__Your goal__
Print out every line, exactly as written.

[begin Input rows]

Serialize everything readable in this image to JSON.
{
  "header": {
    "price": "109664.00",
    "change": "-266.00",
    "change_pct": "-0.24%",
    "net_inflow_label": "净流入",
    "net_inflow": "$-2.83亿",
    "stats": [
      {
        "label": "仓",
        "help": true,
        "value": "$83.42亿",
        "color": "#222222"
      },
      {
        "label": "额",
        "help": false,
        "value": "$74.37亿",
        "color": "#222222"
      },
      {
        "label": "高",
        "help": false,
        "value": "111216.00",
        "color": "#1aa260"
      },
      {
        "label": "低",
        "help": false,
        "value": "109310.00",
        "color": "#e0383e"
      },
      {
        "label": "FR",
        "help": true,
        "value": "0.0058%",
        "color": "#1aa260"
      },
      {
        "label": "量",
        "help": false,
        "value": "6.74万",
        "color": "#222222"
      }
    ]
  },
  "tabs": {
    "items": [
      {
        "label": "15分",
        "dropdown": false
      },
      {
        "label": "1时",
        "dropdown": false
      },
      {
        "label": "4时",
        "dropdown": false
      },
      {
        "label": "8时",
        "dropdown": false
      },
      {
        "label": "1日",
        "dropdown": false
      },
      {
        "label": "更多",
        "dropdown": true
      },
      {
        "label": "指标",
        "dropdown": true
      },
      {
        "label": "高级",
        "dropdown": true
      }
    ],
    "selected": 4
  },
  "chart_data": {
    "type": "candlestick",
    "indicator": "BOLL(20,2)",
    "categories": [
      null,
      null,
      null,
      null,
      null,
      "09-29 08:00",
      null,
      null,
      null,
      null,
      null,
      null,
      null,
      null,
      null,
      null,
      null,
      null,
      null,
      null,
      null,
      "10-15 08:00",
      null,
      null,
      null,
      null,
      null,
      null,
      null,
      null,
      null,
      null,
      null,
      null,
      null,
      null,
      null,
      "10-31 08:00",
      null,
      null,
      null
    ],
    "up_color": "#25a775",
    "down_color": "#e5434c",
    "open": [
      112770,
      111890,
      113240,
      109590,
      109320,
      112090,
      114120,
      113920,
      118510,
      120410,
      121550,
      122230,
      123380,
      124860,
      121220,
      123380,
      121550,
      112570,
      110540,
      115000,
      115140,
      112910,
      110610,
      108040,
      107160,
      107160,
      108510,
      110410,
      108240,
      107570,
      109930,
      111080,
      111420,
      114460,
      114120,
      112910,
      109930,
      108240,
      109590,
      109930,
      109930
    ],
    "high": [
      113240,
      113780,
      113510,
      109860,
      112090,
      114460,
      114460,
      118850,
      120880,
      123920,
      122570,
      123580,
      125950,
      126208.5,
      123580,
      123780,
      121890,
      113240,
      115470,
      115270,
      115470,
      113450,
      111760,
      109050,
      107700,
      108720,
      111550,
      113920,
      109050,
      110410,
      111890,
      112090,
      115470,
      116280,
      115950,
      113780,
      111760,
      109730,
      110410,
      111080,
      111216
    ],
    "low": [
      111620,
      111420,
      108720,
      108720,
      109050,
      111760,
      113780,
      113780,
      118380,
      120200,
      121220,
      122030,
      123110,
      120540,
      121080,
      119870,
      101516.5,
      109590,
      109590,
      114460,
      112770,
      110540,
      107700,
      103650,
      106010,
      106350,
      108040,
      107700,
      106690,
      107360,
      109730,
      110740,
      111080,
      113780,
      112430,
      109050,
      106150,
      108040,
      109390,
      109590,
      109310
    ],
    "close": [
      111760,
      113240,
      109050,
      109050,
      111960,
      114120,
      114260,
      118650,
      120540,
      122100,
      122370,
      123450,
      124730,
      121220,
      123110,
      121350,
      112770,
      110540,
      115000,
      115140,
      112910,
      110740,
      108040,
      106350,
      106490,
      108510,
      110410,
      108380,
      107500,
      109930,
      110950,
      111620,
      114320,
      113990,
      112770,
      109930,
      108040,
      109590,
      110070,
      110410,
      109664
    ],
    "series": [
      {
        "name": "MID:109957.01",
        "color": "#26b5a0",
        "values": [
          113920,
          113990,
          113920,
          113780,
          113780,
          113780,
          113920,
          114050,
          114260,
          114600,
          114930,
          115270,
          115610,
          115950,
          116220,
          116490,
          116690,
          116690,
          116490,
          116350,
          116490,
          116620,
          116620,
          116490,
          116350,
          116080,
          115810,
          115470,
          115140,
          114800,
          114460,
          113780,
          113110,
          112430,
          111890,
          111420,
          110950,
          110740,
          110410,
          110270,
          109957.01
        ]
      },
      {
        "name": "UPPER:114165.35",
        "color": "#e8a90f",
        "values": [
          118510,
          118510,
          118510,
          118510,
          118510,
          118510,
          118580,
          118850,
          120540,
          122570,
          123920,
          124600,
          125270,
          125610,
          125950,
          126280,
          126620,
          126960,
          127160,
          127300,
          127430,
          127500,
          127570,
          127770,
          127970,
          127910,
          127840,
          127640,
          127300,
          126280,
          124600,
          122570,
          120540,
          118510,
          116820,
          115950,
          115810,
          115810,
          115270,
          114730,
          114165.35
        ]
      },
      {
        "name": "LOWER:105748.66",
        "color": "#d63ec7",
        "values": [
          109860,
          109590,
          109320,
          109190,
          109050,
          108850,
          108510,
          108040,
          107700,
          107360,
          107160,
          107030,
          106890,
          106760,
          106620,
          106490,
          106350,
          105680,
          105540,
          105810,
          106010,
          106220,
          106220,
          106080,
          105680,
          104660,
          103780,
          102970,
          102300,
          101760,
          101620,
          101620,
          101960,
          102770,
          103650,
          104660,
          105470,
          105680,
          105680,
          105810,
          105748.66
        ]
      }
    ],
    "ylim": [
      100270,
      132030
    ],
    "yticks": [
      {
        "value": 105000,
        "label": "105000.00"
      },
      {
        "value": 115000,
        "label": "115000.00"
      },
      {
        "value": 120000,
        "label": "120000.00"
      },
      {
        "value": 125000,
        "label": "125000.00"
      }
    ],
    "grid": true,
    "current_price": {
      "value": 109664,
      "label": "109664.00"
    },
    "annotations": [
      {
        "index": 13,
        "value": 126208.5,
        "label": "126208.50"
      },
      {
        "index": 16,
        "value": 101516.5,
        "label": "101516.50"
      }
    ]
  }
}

[end Input rows]

__Solution to the problem__
Serialize everything readable in this image to JSON.
{
  "header": {
    "price": "109664.00",
    "change": "-266.00",
    "change_pct": "-0.24%",
    "net_inflow_label": "净流入",
    "net_inflow": "$-2.83亿",
    "stats": [
      {
        "label": "仓",
        "help": true,
        "value": "$83.42亿",
        "color": "#222222"
      },
      {
        "label": "额",
        "help": false,
        "value": "$74.37亿",
        "color": "#222222"
      },
      {
        "label": "高",
        "help": false,
        "value": "111216.00",
        "color": "#1aa260"
      },
      {
        "label": "低",
        "help": false,
        "value": "109310.00",
        "color": "#e0383e"
      },
      {
        "label": "FR",
        "help": true,
        "value": "0.0058%",
        "color": "#1aa260"
      },
      {
        "label": "量",
        "help": false,
        "value": "6.74万",
        "color": "#222222"
      }
    ]
  },
  "tabs": {
    "items": [
      {
        "label": "15分",
        "dropdown": false
      },
      {
        "label": "1时",
        "dropdown": false
      },
      {
        "label": "4时",
        "dropdown": false
      },
      {
        "label": "8时",
        "dropdown": false
      },
      {
        "label": "1日",
        "dropdown": false
      },
      {
        "label": "更多",
        "dropdown": true
      },
      {
        "label": "指标",
        "dropdown": true
      },
      {
        "label": "高级",
        "dropdown": true
      }
    ],
    "selected": 4
  },
  "chart_data": {
    "type": "candlestick",
    "indicator": "BOLL(20,2)",
    "categories": [
      null,
      null,
      null,
      null,
      null,
      "09-29 08:00",
      null,
      null,
      null,
      null,
      null,
      null,
      null,
      null,
      null,
      null,
      null,
      null,
      null,
      null,
      null,
      "10-15 08:00",
      null,
      null,
      null,
      null,
      null,
      null,
      null,
      null,
      null,
      null,
      null,
      null,
      null,
      null,
      null,
      "10-31 08:00",
      null,
      null,
      null
    ],
    "up_color": "#25a775",
    "down_color": "#e5434c",
    "open": [
      112770,
      111890,
      113240,
      109590,
      109320,
      112090,
      114120,
      113920,
      118510,
      120410,
      121550,
      122230,
      123380,
      124860,
      121220,
      123380,
      121550,
      112570,
      110540,
      115000,
      115140,
      112910,
      110610,
      108040,
      107160,
      107160,
      108510,
      110410,
      108240,
      107570,
      109930,
      111080,
      111420,
      114460,
      114120,
      112910,
      109930,
      108240,
      109590,
      109930,
      109930
    ],
    "high": [
      113240,
      113780,
      113510,
      109860,
      112090,
      114460,
      114460,
      118850,
      120880,
      123920,
      122570,
      123580,
      125950,
      126208.5,
      123580,
      123780,
      121890,
      113240,
      115470,
      115270,
      115470,
      113450,
      111760,
      109050,
      107700,
      108720,
      111550,
      113920,
      109050,
      110410,
      111890,
      112090,
      115470,
      116280,
      115950,
      113780,
      111760,
      109730,
      110410,
      111080,
      111216
    ],
    "low": [
      111620,
      111420,
      108720,
      108720,
      109050,
      111760,
      113780,
      113780,
      118380,
      120200,
      121220,
      122030,
      123110,
      120540,
      121080,
      119870,
      101516.5,
      109590,
      109590,
      114460,
      112770,
      110540,
      107700,
      103650,
      106010,
      106350,
      108040,
      107700,
      106690,
      107360,
      109730,
      110740,
      111080,
      113780,
      112430,
      109050,
      106150,
      108040,
      109390,
      109590,
      109310
    ],
    "close": [
      111760,
      113240,
      109050,
      109050,
      111960,
      114120,
      114260,
      118650,
      120540,
      122100,
      122370,
      123450,
      124730,
      121220,
      123110,
      121350,
      112770,
      110540,
      115000,
      115140,
      112910,
      110740,
      108040,
      106350,
      106490,
      108510,
      110410,
      108380,
      107500,
      109930,
      110950,
      111620,
      114320,
      113990,
      112770,
      109930,
      108040,
      109590,
      110070,
      110410,
      109664
    ],
    "series": [
      {
        "name": "MID:109957.01",
        "color": "#26b5a0",
        "values": [
          113920,
          113990,
          113920,
          113780,
          113780,
          113780,
          113920,
          114050,
          114260,
          114600,
          114930,
          115270,
          115610,
          115950,
          116220,
          116490,
          116690,
          116690,
          116490,
          116350,
          116490,
          116620,
          116620,
          116490,
          116350,
          116080,
          115810,
          115470,
          115140,
          114800,
          114460,
          113780,
          113110,
          112430,
          111890,
          111420,
          110950,
          110740,
          110410,
          110270,
          109957.01
        ]
      },
      {
        "name": "UPPER:114165.35",
        "color": "#e8a90f",
        "values": [
          118510,
          118510,
          118510,
          118510,
          118510,
          118510,
          118580,
          118850,
          120540,
          122570,
          123920,
          124600,
          125270,
          125610,
          125950,
          126280,
          126620,
          126960,
          127160,
          127300,
          127430,
          127500,
          127570,
          127770,
          127970,
          127910,
          127840,
          127640,
          127300,
          126280,
          124600,
          122570,
          120540,
          118510,
          116820,
          115950,
          115810,
          115810,
          115270,
          114730,
          114165.35
        ]
      },
      {
        "name": "LOWER:105748.66",
        "color": "#d63ec7",
        "values": [
          109860,
          109590,
          109320,
          109190,
          109050,
          108850,
          108510,
          108040,
          107700,
          107360,
          107160,
          107030,
          106890,
          106760,
          106620,
          106490,
          106350,
          105680,
          105540,
          105810,
          106010,
          106220,
          106220,
          106080,
          105680,
          104660,
          103780,
          102970,
          102300,
          101760,
          101620,
          101620,
          101960,
          102770,
          103650,
          104660,
          105470,
          105680,
          105680,
          105810,
          105748.66
        ]
      }
    ],
    "ylim": [
      100270,
      132030
    ],
    "yticks": [
      {
        "value": 105000,
        "label": "105000.00"
      },
      {
        "value": 115000,
        "label": "115000.00"
      },
      {
        "value": 120000,
        "label": "120000.00"
      },
      {
        "value": 125000,
        "label": "125000.00"
      }
    ],
    "grid": true,
    "current_price": {
      "value": 109664,
      "label": "109664.00"
    },
    "annotations": [
      {
        "index": 13,
        "value": 126208.5,
        "label": "126208.50"
      },
      {
        "index": 16,
        "value": 101516.5,
        "label": "101516.50"
      }
    ]
  }
}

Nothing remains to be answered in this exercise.